* [WRITTEN INSTRUCTION] Count the lines in the records below that contain the string "Campaña", matching case exactly, and reply with the number only.

#### RECORD LIST

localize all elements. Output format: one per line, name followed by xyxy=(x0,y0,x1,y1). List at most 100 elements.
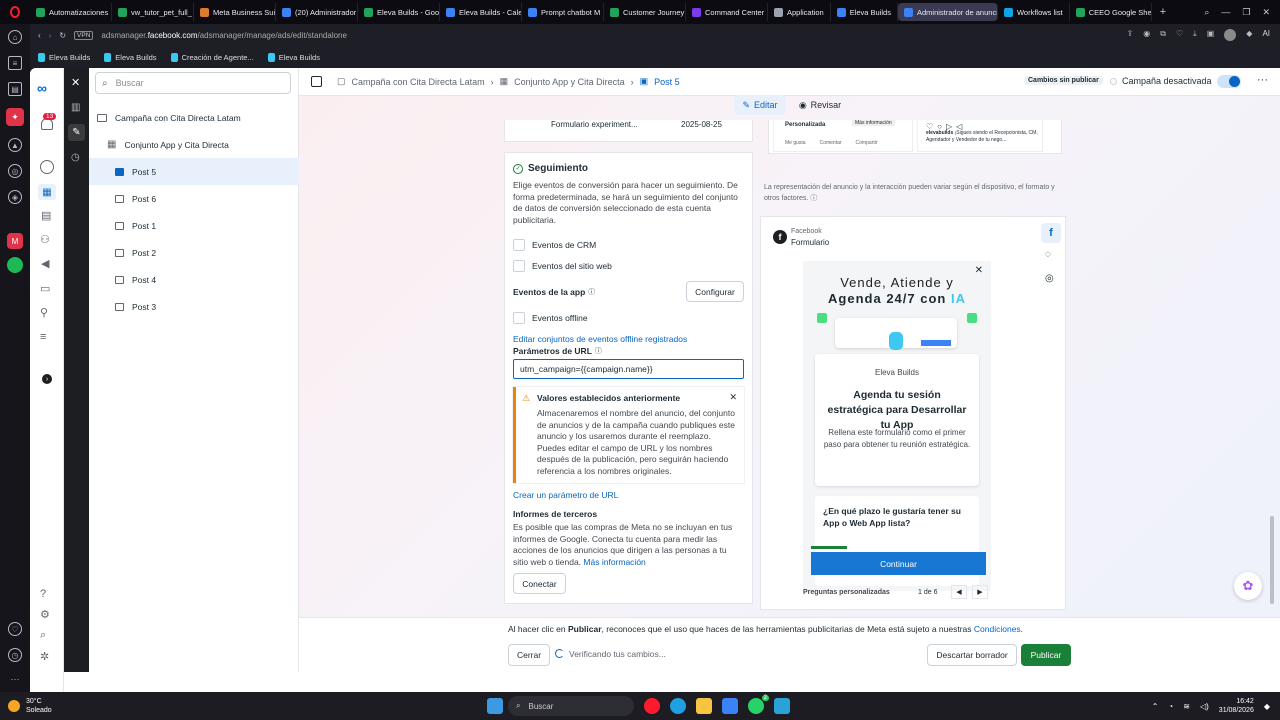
instagram-placement-icon[interactable]: ◎ xyxy=(1045,273,1054,284)
home-icon[interactable]: ⌂ xyxy=(8,30,22,44)
shield-icon[interactable]: ◈ xyxy=(8,190,22,204)
expand-nav-icon[interactable]: › xyxy=(42,374,52,384)
connect-button[interactable]: Conectar xyxy=(513,573,566,594)
close-icon[interactable]: ✕ xyxy=(729,392,737,403)
meta-logo-icon[interactable]: ∞ xyxy=(37,80,47,96)
browser-tab[interactable]: Customer Journey xyxy=(604,3,686,21)
breadcrumb-campaign[interactable]: Campaña con Cita Directa Latam xyxy=(352,77,485,87)
gmail-icon[interactable]: M xyxy=(7,233,23,249)
settings-icon[interactable]: ⚙ xyxy=(40,608,50,621)
browser-tab[interactable]: (20) Administrador xyxy=(276,3,358,21)
bookmark-item[interactable]: Eleva Builds xyxy=(104,52,157,62)
edit-offline-link[interactable]: Editar conjuntos de eventos offline regi… xyxy=(513,334,687,344)
tree-ad-item[interactable]: Post 5 xyxy=(89,158,299,185)
opera-logo[interactable] xyxy=(0,0,30,24)
instagram-icon[interactable]: ◎ xyxy=(8,164,22,178)
browser-tab[interactable]: Prompt chatbot M xyxy=(522,3,604,21)
weather-widget[interactable]: 30°C Soleado xyxy=(0,697,200,715)
tree-campaign-item[interactable]: Campaña con Cita Directa Latam xyxy=(89,104,299,131)
info-icon[interactable]: ⓘ xyxy=(810,195,817,202)
billing-icon[interactable]: ▭ xyxy=(40,282,50,295)
avatar[interactable] xyxy=(1224,29,1237,41)
continue-button[interactable]: Continuar xyxy=(811,552,986,575)
tree-search-input[interactable]: ⌕ Buscar xyxy=(95,72,291,94)
browser-tab[interactable]: Eleva Builds - Cale xyxy=(440,3,522,21)
tree-adset-item[interactable]: ▦ Conjunto App y Cita Directa xyxy=(89,131,299,158)
url-field[interactable]: adsmanager.facebook.com/adsmanager/manag… xyxy=(101,31,1126,40)
ai-icon[interactable]: AI xyxy=(1262,29,1270,41)
crm-events-checkbox[interactable] xyxy=(513,239,525,251)
more-info-link[interactable]: Más información xyxy=(583,557,645,567)
toggle-panel-icon[interactable] xyxy=(311,76,322,87)
edit-pencil-icon[interactable]: ✎ xyxy=(68,124,85,141)
charts-icon[interactable]: ▥ xyxy=(71,102,80,113)
browser-tab[interactable]: Meta Business Suit xyxy=(194,3,276,21)
share-icon[interactable]: ⇪ xyxy=(1127,29,1134,41)
extensions-icon[interactable]: ▲ xyxy=(8,138,22,152)
next-page-button[interactable]: ▶ xyxy=(972,585,988,599)
account-overview-icon[interactable] xyxy=(40,160,54,174)
reload-icon[interactable]: ↻ xyxy=(59,31,66,40)
browser-tab[interactable]: Automatizaciones xyxy=(30,3,112,21)
back-icon[interactable]: ‹ xyxy=(38,31,41,40)
history-clock-icon[interactable]: ◷ xyxy=(71,152,80,163)
history-icon[interactable]: ◷ xyxy=(8,648,22,662)
tray-chevron-icon[interactable]: ⌃ xyxy=(1152,702,1159,711)
file-explorer-icon[interactable] xyxy=(696,698,712,714)
browser-tab[interactable]: CEEO Google Shee xyxy=(1070,3,1152,21)
search-icon[interactable]: ⌕ xyxy=(40,629,46,642)
help-icon[interactable]: ? xyxy=(40,588,46,600)
facebook-placement-icon[interactable]: f xyxy=(1041,223,1061,243)
vpn-badge[interactable]: VPN xyxy=(74,30,94,40)
camera-icon[interactable]: ◉ xyxy=(1143,29,1150,41)
ads-reporting-icon[interactable]: ▤ xyxy=(41,209,51,222)
translate-icon[interactable]: ⧉ xyxy=(1160,29,1166,41)
search-tabs-icon[interactable]: ⌕ xyxy=(1204,7,1209,18)
create-url-param-link[interactable]: Crear un parámetro de URL xyxy=(513,490,618,500)
maximize-icon[interactable]: ❐ xyxy=(1242,7,1250,18)
heart-icon[interactable]: ♡ xyxy=(8,622,22,636)
close-editor-icon[interactable]: ✕ xyxy=(71,76,80,89)
more-icon[interactable]: ··· xyxy=(11,674,20,684)
whatsapp-icon[interactable] xyxy=(748,698,764,714)
messenger-placement-icon[interactable]: ◌ xyxy=(1045,249,1051,260)
tree-ad-item[interactable]: Post 2 xyxy=(89,239,299,266)
tree-ad-item[interactable]: Post 4 xyxy=(89,266,299,293)
discard-draft-button[interactable]: Descartar borrador xyxy=(927,644,1017,666)
wifi-icon[interactable]: ≋ xyxy=(1183,702,1190,711)
url-params-input[interactable]: utm_campaign={{campaign.name}} xyxy=(513,359,744,379)
volume-icon[interactable]: ◁) xyxy=(1200,702,1209,711)
mail-icon[interactable] xyxy=(722,698,738,714)
download-icon[interactable]: ⤓ xyxy=(1193,29,1197,41)
form-selection-row[interactable]: Formulario experiment... 2025-08-25 xyxy=(504,120,753,142)
notifications-bell-icon[interactable]: ◆ xyxy=(1264,702,1270,711)
advertise-icon[interactable]: ◀ xyxy=(41,257,49,270)
browser-tab[interactable]: vw_tutor_pet_full_ xyxy=(112,3,194,21)
info-icon[interactable]: ⓘ xyxy=(588,287,595,297)
campaigns-icon[interactable]: ▦ xyxy=(38,184,56,200)
edge-icon[interactable] xyxy=(670,698,686,714)
forward-icon[interactable]: › xyxy=(49,31,52,40)
browser-tab[interactable]: Eleva Builds - Goo xyxy=(358,3,440,21)
terms-link[interactable]: Condiciones xyxy=(974,624,1021,634)
bookmark-item[interactable]: Eleva Builds xyxy=(38,52,90,62)
browser-tab[interactable]: Workflows list xyxy=(998,3,1070,21)
tree-ad-item[interactable]: Post 3 xyxy=(89,293,299,320)
bookmark-item[interactable]: Eleva Builds xyxy=(267,52,320,62)
ai-assistant-icon[interactable]: ✿ xyxy=(1234,572,1262,600)
offline-events-checkbox[interactable] xyxy=(513,312,525,324)
close-button[interactable]: Cerrar xyxy=(508,644,550,666)
browser-tab[interactable]: Eleva Builds xyxy=(831,3,898,21)
breadcrumb-adset[interactable]: Conjunto App y Cita Directa xyxy=(514,77,625,87)
breadcrumb-ad[interactable]: Post 5 xyxy=(654,77,680,87)
tree-ad-item[interactable]: Post 6 xyxy=(89,185,299,212)
audiences-icon[interactable]: ⚇ xyxy=(40,233,50,246)
notes-icon[interactable] xyxy=(774,698,790,714)
heart-bookmark-icon[interactable]: ♡ xyxy=(1176,29,1183,41)
bookmark-item[interactable]: Creación de Agente... xyxy=(170,52,254,62)
minimize-icon[interactable]: — xyxy=(1221,7,1230,18)
campaign-toggle[interactable] xyxy=(1217,75,1241,88)
new-tab-icon[interactable]: + xyxy=(1152,6,1174,18)
edit-tab[interactable]: ✎ Editar xyxy=(734,95,786,115)
bug-report-icon[interactable]: ✲ xyxy=(40,650,49,663)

########

* [RESULT OF THE EXERCISE] 2